Records to use ▸
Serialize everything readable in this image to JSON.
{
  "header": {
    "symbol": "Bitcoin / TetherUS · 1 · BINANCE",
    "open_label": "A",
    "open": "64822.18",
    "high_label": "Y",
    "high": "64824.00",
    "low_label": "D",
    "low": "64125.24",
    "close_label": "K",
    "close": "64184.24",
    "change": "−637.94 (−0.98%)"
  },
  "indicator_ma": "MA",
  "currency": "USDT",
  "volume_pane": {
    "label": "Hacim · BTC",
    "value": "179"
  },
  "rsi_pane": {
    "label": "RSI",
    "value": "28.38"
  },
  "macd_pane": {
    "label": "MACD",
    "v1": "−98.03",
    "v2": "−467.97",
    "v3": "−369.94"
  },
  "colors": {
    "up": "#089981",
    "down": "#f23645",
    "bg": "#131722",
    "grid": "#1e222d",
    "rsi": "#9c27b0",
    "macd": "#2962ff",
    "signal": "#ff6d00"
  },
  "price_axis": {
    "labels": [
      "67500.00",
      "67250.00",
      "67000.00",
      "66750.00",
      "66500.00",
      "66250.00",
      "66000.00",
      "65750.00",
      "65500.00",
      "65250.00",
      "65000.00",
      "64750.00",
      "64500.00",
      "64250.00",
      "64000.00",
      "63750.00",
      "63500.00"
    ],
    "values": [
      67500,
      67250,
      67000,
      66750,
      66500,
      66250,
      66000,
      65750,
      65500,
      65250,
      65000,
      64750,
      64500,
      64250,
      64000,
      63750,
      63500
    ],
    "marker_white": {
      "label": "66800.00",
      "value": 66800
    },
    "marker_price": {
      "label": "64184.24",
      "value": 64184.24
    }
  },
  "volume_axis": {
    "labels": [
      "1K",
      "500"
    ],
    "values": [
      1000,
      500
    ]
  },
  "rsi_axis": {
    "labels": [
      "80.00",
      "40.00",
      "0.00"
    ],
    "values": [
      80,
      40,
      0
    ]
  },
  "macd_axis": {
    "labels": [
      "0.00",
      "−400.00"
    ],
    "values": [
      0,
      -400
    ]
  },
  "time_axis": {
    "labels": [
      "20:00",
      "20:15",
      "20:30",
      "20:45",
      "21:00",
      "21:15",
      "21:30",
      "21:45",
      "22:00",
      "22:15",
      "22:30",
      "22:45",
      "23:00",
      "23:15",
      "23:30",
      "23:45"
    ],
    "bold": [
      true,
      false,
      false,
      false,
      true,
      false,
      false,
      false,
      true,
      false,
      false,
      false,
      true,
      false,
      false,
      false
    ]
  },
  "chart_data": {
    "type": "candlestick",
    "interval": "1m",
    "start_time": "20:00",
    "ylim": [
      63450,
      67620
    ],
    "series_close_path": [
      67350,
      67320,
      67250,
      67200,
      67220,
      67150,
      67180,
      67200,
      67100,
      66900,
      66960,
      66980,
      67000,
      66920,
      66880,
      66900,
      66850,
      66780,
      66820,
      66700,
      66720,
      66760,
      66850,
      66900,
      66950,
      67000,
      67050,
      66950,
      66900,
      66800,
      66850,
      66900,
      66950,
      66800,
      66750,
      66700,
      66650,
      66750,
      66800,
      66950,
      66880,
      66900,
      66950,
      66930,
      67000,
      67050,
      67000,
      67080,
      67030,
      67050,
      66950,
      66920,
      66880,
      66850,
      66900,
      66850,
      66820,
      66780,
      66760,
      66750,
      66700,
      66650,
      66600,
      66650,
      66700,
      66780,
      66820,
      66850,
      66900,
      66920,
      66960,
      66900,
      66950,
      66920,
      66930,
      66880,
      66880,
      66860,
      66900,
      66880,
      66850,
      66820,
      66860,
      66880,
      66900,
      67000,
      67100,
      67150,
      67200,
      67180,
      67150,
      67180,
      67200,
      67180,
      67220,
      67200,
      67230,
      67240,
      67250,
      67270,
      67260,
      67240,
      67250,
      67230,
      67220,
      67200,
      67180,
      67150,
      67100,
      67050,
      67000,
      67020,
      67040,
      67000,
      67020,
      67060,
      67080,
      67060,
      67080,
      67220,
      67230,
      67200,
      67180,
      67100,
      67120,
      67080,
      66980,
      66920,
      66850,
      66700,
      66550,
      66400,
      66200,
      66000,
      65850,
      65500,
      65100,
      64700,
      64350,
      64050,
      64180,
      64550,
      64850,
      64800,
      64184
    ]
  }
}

Direction ▸
Would you give the material above again, complete and exact?

Written solution ▸
Serialize everything readable in this image to JSON.
{
  "header": {
    "symbol": "Bitcoin / TetherUS · 1 · BINANCE",
    "open_label": "A",
    "open": "64822.18",
    "high_label": "Y",
    "high": "64824.00",
    "low_label": "D",
    "low": "64125.24",
    "close_label": "K",
    "close": "64184.24",
    "change": "−637.94 (−0.98%)"
  },
  "indicator_ma": "MA",
  "currency": "USDT",
  "volume_pane": {
    "label": "Hacim · BTC",
    "value": "179"
  },
  "rsi_pane": {
    "label": "RSI",
    "value": "28.38"
  },
  "macd_pane": {
    "label": "MACD",
    "v1": "−98.03",
    "v2": "−467.97",
    "v3": "−369.94"
  },
  "colors": {
    "up": "#089981",
    "down": "#f23645",
    "bg": "#131722",
    "grid": "#1e222d",
    "rsi": "#9c27b0",
    "macd": "#2962ff",
    "signal": "#ff6d00"
  },
  "price_axis": {
    "labels": [
      "67500.00",
      "67250.00",
      "67000.00",
      "66750.00",
      "66500.00",
      "66250.00",
      "66000.00",
      "65750.00",
      "65500.00",
      "65250.00",
      "65000.00",
      "64750.00",
      "64500.00",
      "64250.00",
      "64000.00",
      "63750.00",
      "63500.00"
    ],
    "values": [
      67500,
      67250,
      67000,
      66750,
      66500,
      66250,
      66000,
      65750,
      65500,
      65250,
      65000,
      64750,
      64500,
      64250,
      64000,
      63750,
      63500
    ],
    "marker_white": {
      "label": "66800.00",
      "value": 66800
    },
    "marker_price": {
      "label": "64184.24",
      "value": 64184.24
    }
  },
  "volume_axis": {
    "labels": [
      "1K",
      "500"
    ],
    "values": [
      1000,
      500
    ]
  },
  "rsi_axis": {
    "labels": [
      "80.00",
      "40.00",
      "0.00"
    ],
    "values": [
      80,
      40,
      0
    ]
  },
  "macd_axis": {
    "labels": [
      "0.00",
      "−400.00"
    ],
    "values": [
      0,
      -400
    ]
  },
  "time_axis": {
    "labels": [
      "20:00",
      "20:15",
      "20:30",
      "20:45",
      "21:00",
      "21:15",
      "21:30",
      "21:45",
      "22:00",
      "22:15",
      "22:30",
      "22:45",
      "23:00",
      "23:15",
      "23:30",
      "23:45"
    ],
    "bold": [
      true,
      false,
      false,
      false,
      true,
      false,
      false,
      false,
      true,
      false,
      false,
      false,
      true,
      false,
      false,
      false
    ]
  },
  "chart_data": {
    "type": "candlestick",
    "interval": "1m",
    "start_time": "20:00",
    "ylim": [
      63450,
      67620
    ],
    "series_close_path": [
      67350,
      67320,
      67250,
      67200,
      67220,
      67150,
      67180,
      67200,
      67100,
      66900,
      66960,
      66980,
      67000,
      66920,
      66880,
      66900,
      66850,
      66780,
      66820,
      66700,
      66720,
      66760,
      66850,
      66900,
      66950,
      67000,
      67050,
      66950,
      66900,
      66800,
      66850,
      66900,
      66950,
      66800,
      66750,
      66700,
      66650,
      66750,
      66800,
      66950,
      66880,
      66900,
      66950,
      66930,
      67000,
      67050,
      67000,
      67080,
      67030,
      67050,
      66950,
      66920,
      66880,
      66850,
      66900,
      66850,
      66820,
      66780,
      66760,
      66750,
      66700,
      66650,
      66600,
      66650,
      66700,
      66780,
      66820,
      66850,
      66900,
      66920,
      66960,
      66900,
      66950,
      66920,
      66930,
      66880,
      66880,
      66860,
      66900,
      66880,
      66850,
      66820,
      66860,
      66880,
      66900,
      67000,
      67100,
      67150,
      67200,
      67180,
      67150,
      67180,
      67200,
      67180,
      67220,
      67200,
      67230,
      67240,
      67250,
      67270,
      67260,
      67240,
      67250,
      67230,
      67220,
      67200,
      67180,
      67150,
      67100,
      67050,
      67000,
      67020,
      67040,
      67000,
      67020,
      67060,
      67080,
      67060,
      67080,
      67220,
      67230,
      67200,
      67180,
      67100,
      67120,
      67080,
      66980,
      66920,
      66850,
      66700,
      66550,
      66400,
      66200,
      66000,
      65850,
      65500,
      65100,
      64700,
      64350,
      64050,
      64180,
      64550,
      64850,
      64800,
      64184
    ]
  }
}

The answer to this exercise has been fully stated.